§ WHAT YOU ARE ASKED TO DO
Find and copy each line of the records where the string "winit" shows up.

§ STORED RECORDS
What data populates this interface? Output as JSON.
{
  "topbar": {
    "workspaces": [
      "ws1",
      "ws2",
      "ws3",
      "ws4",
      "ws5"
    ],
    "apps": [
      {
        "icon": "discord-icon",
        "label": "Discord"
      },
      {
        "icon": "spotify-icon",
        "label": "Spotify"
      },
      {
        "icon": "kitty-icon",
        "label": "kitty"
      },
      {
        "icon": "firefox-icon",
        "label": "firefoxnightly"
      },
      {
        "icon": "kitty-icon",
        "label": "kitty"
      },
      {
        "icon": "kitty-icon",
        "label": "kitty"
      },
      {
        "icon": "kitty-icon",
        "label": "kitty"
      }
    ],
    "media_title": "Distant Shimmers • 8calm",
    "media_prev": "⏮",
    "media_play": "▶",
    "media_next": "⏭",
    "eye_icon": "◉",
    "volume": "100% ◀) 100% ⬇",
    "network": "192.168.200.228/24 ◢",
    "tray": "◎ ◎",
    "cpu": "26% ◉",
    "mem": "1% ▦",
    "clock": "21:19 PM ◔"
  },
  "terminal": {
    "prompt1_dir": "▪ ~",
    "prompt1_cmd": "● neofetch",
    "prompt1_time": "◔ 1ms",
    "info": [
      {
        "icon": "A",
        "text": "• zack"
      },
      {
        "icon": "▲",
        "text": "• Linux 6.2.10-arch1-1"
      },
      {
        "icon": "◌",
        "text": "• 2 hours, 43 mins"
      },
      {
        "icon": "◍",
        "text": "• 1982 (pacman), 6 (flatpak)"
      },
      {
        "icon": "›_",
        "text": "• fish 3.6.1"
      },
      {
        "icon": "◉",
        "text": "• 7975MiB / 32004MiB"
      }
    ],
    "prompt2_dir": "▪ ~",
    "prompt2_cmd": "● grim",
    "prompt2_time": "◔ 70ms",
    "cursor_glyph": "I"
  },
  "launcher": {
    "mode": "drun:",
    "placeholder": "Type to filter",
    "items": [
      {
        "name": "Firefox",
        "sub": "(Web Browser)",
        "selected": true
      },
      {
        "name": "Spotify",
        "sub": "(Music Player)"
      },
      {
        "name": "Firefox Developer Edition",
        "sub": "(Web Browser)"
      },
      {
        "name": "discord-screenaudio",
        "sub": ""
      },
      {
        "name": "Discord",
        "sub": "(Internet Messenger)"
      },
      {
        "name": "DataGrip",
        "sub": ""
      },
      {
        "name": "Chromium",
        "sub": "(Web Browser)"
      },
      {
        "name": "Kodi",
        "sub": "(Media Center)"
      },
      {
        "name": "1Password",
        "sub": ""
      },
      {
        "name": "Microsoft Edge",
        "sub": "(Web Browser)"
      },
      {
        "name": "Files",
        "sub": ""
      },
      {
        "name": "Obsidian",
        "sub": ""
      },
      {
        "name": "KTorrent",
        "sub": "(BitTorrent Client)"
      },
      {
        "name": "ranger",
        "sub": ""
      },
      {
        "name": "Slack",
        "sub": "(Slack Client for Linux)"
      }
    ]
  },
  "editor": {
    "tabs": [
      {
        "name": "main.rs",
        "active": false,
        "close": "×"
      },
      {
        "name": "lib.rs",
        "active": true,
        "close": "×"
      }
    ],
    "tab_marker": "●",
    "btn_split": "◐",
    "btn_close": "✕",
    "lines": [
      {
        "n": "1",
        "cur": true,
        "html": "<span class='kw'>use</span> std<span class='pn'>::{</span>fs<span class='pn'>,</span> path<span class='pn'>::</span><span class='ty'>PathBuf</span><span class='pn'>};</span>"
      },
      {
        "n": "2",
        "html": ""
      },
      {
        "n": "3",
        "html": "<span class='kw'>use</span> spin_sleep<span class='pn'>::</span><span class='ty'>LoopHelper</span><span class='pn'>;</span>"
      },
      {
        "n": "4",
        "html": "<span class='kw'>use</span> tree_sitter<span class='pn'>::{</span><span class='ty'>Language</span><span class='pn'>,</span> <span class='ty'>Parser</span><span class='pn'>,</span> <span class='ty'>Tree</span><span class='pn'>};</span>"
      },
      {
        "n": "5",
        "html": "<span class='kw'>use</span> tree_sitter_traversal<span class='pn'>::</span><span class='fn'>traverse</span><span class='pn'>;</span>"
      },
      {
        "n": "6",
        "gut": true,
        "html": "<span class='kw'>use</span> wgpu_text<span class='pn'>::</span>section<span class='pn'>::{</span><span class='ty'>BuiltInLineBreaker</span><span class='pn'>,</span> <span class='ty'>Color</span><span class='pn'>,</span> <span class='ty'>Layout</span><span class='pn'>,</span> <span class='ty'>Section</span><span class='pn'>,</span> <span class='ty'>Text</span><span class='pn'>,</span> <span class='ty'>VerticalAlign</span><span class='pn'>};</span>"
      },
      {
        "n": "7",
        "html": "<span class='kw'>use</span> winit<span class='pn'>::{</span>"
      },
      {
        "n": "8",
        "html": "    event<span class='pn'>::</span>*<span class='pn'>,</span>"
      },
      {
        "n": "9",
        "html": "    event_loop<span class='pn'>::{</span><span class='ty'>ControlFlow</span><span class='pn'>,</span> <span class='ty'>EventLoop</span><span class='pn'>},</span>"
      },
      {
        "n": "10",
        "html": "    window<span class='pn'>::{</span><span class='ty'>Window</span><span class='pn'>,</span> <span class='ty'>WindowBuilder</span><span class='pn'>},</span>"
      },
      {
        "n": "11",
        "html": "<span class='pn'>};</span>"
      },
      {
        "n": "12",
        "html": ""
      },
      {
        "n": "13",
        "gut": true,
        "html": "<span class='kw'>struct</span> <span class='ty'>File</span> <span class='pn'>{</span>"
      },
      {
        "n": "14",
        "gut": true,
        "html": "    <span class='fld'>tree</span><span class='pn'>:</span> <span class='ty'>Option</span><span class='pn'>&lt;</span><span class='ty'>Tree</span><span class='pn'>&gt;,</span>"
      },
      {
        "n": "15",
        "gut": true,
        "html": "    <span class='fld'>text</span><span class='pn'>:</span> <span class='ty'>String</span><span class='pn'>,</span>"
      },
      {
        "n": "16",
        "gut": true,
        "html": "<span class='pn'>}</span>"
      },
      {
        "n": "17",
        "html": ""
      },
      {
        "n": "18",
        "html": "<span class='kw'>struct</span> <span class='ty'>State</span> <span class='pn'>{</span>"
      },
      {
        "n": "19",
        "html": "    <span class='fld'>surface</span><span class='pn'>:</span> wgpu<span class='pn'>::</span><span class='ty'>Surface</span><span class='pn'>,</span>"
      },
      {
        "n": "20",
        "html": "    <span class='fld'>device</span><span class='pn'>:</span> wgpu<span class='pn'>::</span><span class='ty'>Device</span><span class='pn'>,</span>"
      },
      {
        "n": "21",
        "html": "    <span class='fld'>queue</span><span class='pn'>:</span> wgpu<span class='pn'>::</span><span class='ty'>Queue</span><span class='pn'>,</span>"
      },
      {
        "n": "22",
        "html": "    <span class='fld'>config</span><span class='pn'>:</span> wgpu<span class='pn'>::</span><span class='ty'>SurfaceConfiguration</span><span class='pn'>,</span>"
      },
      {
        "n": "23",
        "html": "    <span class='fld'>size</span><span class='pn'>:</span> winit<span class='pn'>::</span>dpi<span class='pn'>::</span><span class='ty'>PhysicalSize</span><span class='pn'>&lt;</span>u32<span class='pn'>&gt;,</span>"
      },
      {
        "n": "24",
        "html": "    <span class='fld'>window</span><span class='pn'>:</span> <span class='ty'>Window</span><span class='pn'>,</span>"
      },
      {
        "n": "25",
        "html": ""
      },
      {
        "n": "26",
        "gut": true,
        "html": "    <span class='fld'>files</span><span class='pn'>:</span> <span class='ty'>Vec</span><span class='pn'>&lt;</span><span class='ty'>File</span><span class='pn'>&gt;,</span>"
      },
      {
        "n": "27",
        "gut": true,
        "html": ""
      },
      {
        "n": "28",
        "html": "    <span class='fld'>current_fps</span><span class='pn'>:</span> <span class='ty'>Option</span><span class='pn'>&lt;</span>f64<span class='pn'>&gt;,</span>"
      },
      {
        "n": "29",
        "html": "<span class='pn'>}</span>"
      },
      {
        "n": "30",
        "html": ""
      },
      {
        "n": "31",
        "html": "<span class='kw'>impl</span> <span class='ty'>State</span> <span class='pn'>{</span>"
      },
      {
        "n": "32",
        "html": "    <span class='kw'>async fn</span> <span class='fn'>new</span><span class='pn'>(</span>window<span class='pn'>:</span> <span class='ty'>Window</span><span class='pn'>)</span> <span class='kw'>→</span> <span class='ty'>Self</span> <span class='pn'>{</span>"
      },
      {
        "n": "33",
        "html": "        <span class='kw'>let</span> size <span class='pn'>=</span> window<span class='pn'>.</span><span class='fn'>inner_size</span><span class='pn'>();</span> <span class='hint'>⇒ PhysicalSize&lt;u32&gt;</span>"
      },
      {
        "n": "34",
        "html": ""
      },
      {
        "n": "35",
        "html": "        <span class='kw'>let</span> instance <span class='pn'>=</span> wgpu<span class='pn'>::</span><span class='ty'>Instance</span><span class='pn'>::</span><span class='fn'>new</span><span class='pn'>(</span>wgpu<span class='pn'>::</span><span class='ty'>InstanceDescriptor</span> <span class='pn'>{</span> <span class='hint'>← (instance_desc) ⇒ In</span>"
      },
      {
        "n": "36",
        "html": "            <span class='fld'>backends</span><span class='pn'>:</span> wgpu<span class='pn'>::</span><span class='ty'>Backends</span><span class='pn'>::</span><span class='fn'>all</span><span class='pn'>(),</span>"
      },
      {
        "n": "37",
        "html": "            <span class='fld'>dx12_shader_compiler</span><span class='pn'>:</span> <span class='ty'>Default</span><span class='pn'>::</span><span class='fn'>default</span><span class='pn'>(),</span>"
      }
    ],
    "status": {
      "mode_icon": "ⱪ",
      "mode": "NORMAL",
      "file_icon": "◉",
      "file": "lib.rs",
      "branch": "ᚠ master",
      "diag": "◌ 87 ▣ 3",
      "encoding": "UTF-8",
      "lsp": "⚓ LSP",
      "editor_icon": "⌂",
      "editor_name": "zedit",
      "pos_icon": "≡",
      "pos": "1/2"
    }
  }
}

§ EXERCISE RESPONSE
        "html": "<span class='kw'>use</span> winit<span class='pn'>::{</span>"
        "html": "    <span class='fld'>size</span><span class='pn'>:</span> winit<span class='pn'>::</span>dpi<span class='pn'>::</span><span class='ty'>PhysicalSize</span><span class='pn'>&lt;</span>u32<span class='pn'>&gt;,</span>"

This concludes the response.